> **To do**: Below are some records. Pull every line that contains the word "content".

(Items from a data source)

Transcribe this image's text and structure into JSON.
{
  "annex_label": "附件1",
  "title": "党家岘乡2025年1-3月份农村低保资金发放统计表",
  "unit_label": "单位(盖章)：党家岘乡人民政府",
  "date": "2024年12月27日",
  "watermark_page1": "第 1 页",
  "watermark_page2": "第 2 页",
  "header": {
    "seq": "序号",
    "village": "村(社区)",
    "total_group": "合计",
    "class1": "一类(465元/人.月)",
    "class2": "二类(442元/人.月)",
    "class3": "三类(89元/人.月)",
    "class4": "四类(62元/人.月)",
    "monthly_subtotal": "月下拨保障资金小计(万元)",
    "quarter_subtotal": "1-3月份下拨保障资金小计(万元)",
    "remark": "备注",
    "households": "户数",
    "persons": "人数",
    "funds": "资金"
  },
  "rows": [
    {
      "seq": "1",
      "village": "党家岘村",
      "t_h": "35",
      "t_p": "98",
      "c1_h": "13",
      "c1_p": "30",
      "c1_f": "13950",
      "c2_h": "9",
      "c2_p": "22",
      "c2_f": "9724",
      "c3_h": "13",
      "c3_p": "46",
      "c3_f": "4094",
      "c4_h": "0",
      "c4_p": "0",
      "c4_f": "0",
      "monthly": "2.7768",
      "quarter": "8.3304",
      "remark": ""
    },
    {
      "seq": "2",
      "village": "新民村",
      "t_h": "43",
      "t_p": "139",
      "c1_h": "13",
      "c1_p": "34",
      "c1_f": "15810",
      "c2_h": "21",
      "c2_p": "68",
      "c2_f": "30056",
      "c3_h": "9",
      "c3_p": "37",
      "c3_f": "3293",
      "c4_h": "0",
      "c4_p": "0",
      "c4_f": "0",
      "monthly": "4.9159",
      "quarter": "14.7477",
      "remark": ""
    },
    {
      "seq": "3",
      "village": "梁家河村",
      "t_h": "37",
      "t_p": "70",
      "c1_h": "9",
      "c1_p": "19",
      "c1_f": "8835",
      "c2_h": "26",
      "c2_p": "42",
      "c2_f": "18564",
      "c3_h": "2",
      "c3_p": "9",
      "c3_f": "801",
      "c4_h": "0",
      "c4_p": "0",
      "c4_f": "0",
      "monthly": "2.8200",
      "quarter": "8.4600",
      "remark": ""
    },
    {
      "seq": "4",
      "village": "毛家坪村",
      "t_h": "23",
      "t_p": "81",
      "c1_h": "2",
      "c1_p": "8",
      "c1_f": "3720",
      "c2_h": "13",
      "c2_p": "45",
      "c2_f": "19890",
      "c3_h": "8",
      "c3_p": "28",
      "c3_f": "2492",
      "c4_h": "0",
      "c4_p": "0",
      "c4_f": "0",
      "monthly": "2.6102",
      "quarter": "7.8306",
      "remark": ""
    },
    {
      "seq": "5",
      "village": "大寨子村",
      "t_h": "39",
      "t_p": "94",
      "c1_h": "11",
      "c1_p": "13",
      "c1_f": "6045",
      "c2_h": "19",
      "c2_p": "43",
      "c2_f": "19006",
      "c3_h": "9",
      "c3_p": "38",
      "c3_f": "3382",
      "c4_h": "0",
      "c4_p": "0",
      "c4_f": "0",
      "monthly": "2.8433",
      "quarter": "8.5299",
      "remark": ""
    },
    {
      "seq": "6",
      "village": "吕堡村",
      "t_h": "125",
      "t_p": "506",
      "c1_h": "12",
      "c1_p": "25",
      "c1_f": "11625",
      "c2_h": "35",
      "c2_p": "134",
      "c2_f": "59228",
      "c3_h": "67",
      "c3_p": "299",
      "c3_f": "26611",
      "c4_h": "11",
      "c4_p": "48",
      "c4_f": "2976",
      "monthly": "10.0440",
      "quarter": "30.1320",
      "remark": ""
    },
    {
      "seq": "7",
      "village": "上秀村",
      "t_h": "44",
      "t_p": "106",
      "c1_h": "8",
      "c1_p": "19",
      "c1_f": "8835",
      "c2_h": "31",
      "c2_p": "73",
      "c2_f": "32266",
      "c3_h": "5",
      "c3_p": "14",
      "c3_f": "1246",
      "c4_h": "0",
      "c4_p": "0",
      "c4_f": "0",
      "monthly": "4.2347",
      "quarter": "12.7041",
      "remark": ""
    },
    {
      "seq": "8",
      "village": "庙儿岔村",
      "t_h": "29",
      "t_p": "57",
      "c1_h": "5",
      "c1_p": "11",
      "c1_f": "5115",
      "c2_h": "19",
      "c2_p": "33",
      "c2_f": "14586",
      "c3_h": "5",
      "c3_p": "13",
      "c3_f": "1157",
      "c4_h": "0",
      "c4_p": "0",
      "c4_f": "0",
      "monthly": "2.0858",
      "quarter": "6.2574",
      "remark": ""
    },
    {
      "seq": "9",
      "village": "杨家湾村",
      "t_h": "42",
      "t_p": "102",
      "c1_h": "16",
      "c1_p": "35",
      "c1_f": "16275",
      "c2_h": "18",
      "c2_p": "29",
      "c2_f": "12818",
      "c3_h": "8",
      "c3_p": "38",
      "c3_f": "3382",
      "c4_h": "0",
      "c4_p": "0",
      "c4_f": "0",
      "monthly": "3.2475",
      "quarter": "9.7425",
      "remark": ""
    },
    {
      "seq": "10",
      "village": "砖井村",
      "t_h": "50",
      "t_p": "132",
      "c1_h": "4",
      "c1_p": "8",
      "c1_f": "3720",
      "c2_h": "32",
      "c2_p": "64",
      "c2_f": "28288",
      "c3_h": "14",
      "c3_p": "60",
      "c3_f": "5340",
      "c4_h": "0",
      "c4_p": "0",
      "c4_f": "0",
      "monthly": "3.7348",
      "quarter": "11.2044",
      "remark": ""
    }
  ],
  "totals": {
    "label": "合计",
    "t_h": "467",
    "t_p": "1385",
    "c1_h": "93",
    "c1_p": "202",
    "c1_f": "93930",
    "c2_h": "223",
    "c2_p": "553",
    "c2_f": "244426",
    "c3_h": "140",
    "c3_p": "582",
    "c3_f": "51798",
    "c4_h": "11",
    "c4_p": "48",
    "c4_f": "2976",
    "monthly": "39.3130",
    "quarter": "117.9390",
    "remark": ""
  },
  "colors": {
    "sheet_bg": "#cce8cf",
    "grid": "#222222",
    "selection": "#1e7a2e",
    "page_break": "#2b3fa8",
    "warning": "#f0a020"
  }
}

* * *

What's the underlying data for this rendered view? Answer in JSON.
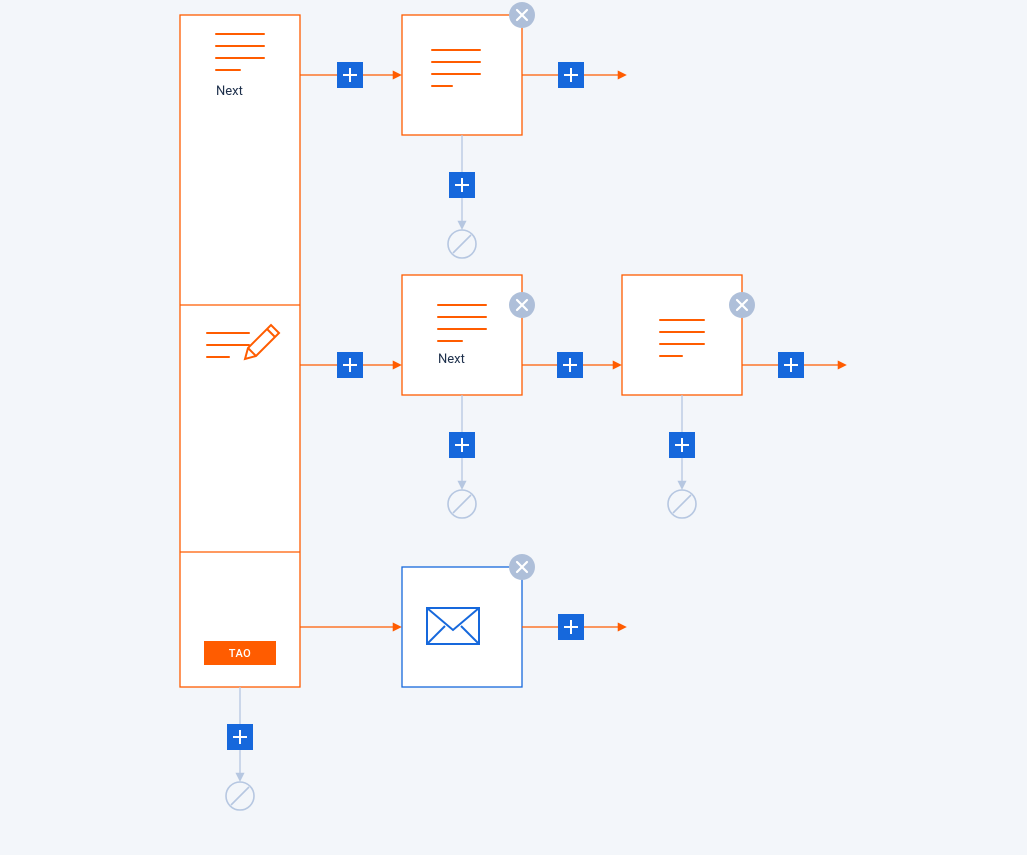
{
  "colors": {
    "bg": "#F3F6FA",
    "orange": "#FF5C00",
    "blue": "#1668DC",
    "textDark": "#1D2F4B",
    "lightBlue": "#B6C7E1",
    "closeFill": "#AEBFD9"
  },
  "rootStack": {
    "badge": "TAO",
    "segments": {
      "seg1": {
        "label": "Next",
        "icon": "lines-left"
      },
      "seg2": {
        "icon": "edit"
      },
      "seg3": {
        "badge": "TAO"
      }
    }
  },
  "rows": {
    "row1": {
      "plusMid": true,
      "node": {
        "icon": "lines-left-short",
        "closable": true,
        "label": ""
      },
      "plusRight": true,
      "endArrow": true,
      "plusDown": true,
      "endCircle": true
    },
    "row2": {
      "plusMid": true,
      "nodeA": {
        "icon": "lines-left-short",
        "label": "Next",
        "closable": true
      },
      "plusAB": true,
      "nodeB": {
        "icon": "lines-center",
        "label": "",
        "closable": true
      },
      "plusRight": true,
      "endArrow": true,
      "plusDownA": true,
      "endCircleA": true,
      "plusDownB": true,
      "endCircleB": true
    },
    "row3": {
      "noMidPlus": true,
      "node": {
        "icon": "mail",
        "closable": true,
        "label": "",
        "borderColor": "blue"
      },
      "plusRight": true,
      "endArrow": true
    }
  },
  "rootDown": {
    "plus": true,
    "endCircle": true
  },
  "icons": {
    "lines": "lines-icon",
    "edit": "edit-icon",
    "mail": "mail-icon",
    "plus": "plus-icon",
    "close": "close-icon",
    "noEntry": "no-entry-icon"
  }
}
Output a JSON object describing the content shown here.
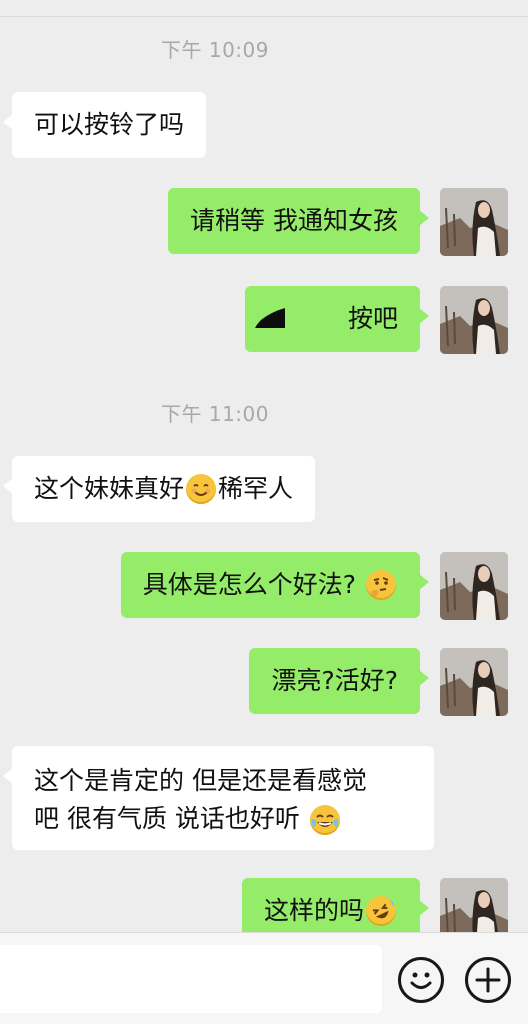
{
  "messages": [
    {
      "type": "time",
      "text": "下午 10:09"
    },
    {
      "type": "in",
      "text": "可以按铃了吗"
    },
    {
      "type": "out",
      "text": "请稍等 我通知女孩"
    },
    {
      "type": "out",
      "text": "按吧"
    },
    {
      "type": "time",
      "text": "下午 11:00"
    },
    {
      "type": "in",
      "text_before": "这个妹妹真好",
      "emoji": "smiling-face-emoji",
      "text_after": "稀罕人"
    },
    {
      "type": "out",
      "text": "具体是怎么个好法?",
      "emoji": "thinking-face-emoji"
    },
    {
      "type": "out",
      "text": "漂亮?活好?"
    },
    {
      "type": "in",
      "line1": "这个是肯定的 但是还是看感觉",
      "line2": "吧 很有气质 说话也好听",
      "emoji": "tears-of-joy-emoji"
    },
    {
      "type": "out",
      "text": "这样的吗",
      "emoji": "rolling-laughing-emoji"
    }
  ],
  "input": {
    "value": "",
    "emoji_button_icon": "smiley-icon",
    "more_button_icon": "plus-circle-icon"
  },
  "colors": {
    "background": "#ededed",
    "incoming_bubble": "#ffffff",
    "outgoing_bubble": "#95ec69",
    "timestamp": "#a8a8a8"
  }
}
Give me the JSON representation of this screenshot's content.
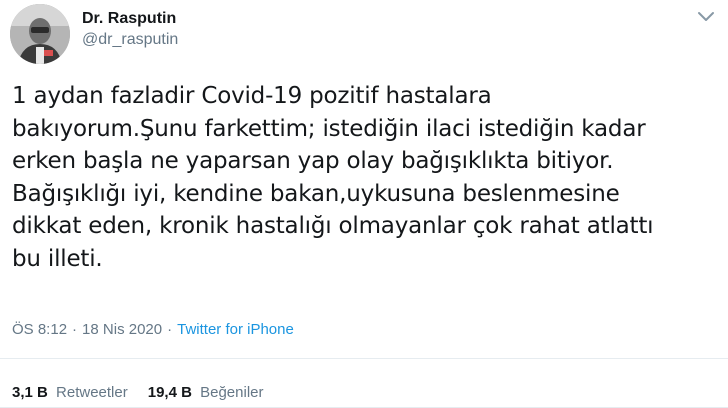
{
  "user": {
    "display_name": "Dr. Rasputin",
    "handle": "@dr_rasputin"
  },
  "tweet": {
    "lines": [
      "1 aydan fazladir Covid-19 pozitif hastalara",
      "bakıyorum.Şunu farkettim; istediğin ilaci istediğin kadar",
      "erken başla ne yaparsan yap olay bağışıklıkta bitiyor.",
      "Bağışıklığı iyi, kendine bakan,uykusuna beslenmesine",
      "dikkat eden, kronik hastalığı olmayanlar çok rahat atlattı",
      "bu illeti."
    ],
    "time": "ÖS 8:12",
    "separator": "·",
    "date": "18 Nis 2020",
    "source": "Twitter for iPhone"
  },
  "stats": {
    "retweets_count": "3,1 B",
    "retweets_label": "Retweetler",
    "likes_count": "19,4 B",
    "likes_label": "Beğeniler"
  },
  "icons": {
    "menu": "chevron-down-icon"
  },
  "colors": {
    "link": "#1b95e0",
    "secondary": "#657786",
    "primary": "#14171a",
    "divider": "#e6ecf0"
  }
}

> **Reply**:
Output a JSON object describing the content shown here.
Give me the JSON representation of this screenshot's content.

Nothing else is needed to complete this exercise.